Transcribe all of the data exactly. Omit the pictures.
====
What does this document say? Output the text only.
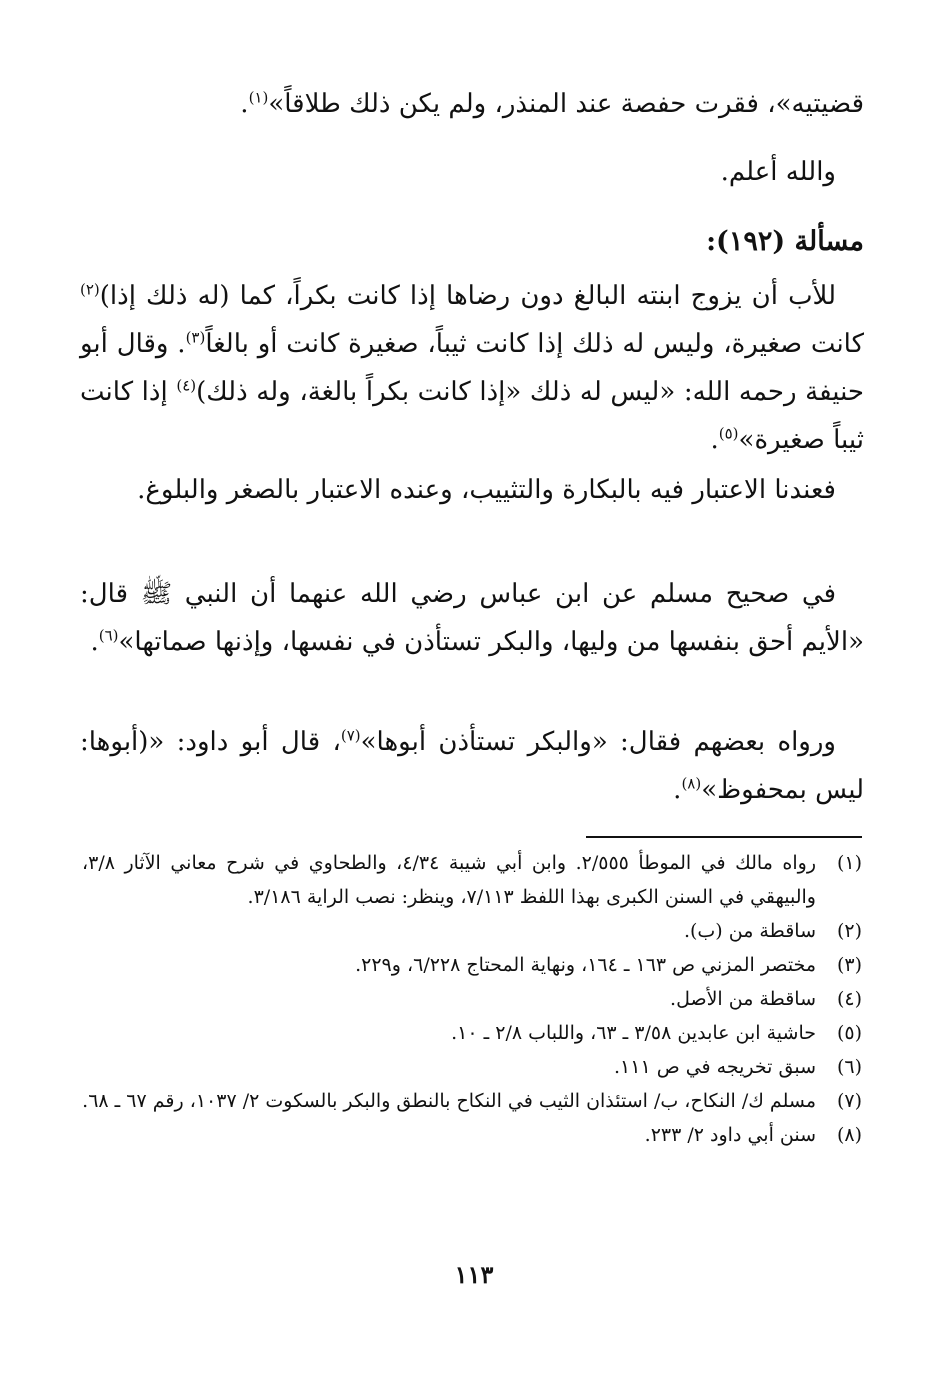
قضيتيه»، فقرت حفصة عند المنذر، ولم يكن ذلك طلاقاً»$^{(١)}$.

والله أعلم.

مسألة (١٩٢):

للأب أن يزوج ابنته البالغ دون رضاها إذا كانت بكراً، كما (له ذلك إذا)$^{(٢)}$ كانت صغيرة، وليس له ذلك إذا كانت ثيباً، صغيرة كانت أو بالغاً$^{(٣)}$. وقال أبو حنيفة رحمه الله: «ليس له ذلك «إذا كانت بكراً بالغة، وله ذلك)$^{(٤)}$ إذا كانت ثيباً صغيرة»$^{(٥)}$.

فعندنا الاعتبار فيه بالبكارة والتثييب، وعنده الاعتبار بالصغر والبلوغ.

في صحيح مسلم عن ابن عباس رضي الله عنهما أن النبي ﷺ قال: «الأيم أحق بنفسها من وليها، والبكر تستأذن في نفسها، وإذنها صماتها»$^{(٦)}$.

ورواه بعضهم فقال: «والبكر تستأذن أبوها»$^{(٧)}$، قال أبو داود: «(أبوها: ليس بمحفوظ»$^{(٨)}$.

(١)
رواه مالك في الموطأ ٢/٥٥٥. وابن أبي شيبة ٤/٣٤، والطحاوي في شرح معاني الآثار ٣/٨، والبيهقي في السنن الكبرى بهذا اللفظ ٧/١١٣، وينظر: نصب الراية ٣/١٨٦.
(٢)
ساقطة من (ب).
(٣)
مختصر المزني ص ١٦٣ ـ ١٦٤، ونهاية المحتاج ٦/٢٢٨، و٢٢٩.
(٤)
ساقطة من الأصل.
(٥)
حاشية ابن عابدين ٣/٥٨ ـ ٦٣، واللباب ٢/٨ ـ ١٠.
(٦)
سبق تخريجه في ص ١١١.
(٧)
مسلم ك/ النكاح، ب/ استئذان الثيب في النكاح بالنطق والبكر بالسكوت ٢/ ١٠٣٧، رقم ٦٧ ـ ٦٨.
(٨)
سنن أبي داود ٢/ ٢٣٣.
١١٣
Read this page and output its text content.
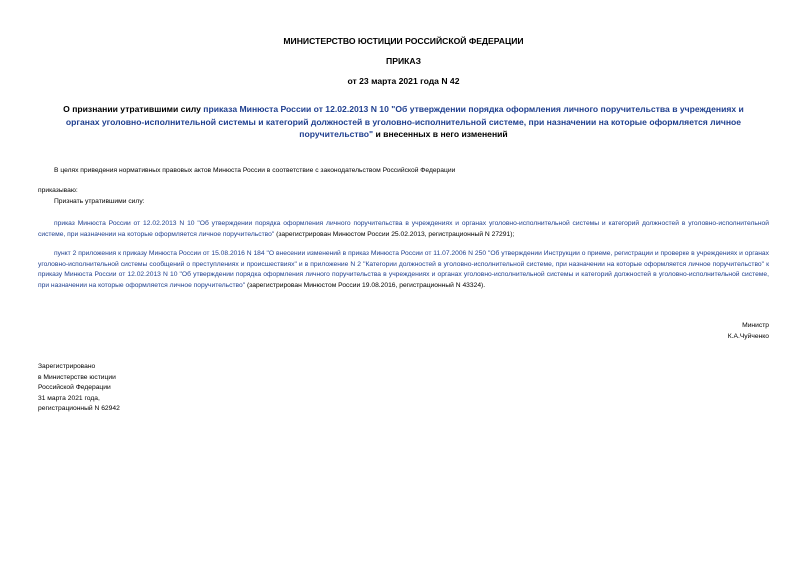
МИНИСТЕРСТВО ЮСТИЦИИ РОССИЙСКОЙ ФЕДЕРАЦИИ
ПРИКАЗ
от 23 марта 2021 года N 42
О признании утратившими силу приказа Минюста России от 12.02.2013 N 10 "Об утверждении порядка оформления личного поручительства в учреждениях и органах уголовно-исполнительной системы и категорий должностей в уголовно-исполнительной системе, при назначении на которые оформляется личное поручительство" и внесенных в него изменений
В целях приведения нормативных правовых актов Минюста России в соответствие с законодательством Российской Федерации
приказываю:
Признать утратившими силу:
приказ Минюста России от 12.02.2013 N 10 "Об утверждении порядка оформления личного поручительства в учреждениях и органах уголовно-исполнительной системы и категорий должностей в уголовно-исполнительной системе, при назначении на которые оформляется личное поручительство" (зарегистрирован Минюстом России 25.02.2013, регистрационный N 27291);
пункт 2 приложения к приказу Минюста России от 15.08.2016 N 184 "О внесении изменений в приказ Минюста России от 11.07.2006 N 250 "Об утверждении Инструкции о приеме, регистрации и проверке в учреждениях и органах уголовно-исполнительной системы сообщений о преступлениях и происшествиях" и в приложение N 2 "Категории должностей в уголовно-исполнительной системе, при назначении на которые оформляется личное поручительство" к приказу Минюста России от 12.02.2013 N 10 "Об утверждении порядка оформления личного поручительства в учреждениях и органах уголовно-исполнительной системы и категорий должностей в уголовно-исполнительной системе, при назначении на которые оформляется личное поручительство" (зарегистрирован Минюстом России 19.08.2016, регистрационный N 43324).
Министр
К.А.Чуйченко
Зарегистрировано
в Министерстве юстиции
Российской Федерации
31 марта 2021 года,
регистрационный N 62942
====
Solution below |
What does this document say? Output the text only.
قضيتيه»، فقرت حفصة عند المنذر، ولم يكن ذلك طلاقاً»$^{(١)}$.

والله أعلم.

مسألة (١٩٢):

للأب أن يزوج ابنته البالغ دون رضاها إذا كانت بكراً، كما (له ذلك إذا)$^{(٢)}$ كانت صغيرة، وليس له ذلك إذا كانت ثيباً، صغيرة كانت أو بالغاً$^{(٣)}$. وقال أبو حنيفة رحمه الله: «ليس له ذلك «إذا كانت بكراً بالغة، وله ذلك)$^{(٤)}$ إذا كانت ثيباً صغيرة»$^{(٥)}$.

فعندنا الاعتبار فيه بالبكارة والتثييب، وعنده الاعتبار بالصغر والبلوغ.

في صحيح مسلم عن ابن عباس رضي الله عنهما أن النبي ﷺ قال: «الأيم أحق بنفسها من وليها، والبكر تستأذن في نفسها، وإذنها صماتها»$^{(٦)}$.

ورواه بعضهم فقال: «والبكر تستأذن أبوها»$^{(٧)}$، قال أبو داود: «(أبوها: ليس بمحفوظ»$^{(٨)}$.

(١)
رواه مالك في الموطأ ٢/٥٥٥. وابن أبي شيبة ٤/٣٤، والطحاوي في شرح معاني الآثار ٣/٨، والبيهقي في السنن الكبرى بهذا اللفظ ٧/١١٣، وينظر: نصب الراية ٣/١٨٦.
(٢)
ساقطة من (ب).
(٣)
مختصر المزني ص ١٦٣ ـ ١٦٤، ونهاية المحتاج ٦/٢٢٨، و٢٢٩.
(٤)
ساقطة من الأصل.
(٥)
حاشية ابن عابدين ٣/٥٨ ـ ٦٣، واللباب ٢/٨ ـ ١٠.
(٦)
سبق تخريجه في ص ١١١.
(٧)
مسلم ك/ النكاح، ب/ استئذان الثيب في النكاح بالنطق والبكر بالسكوت ٢/ ١٠٣٧، رقم ٦٧ ـ ٦٨.
(٨)
سنن أبي داود ٢/ ٢٣٣.
١١٣
Read this page and output its text content.
МИНИСТЕРСТВО ЮСТИЦИИ РОССИЙСКОЙ ФЕДЕРАЦИИ
ПРИКАЗ
от 23 марта 2021 года N 42
О признании утратившими силу приказа Минюста России от 12.02.2013 N 10 "Об утверждении порядка оформления личного поручительства в учреждениях и органах уголовно-исполнительной системы и категорий должностей в уголовно-исполнительной системе, при назначении на которые оформляется личное поручительство" и внесенных в него изменений
В целях приведения нормативных правовых актов Минюста России в соответствие с законодательством Российской Федерации
приказываю:
Признать утратившими силу:
приказ Минюста России от 12.02.2013 N 10 "Об утверждении порядка оформления личного поручительства в учреждениях и органах уголовно-исполнительной системы и категорий должностей в уголовно-исполнительной системе, при назначении на которые оформляется личное поручительство" (зарегистрирован Минюстом России 25.02.2013, регистрационный N 27291);
пункт 2 приложения к приказу Минюста России от 15.08.2016 N 184 "О внесении изменений в приказ Минюста России от 11.07.2006 N 250 "Об утверждении Инструкции о приеме, регистрации и проверке в учреждениях и органах уголовно-исполнительной системы сообщений о преступлениях и происшествиях" и в приложение N 2 "Категории должностей в уголовно-исполнительной системе, при назначении на которые оформляется личное поручительство" к приказу Минюста России от 12.02.2013 N 10 "Об утверждении порядка оформления личного поручительства в учреждениях и органах уголовно-исполнительной системы и категорий должностей в уголовно-исполнительной системе, при назначении на которые оформляется личное поручительство" (зарегистрирован Минюстом России 19.08.2016, регистрационный N 43324).
Министр
К.А.Чуйченко
Зарегистрировано
в Министерстве юстиции
Российской Федерации
31 марта 2021 года,
регистрационный N 62942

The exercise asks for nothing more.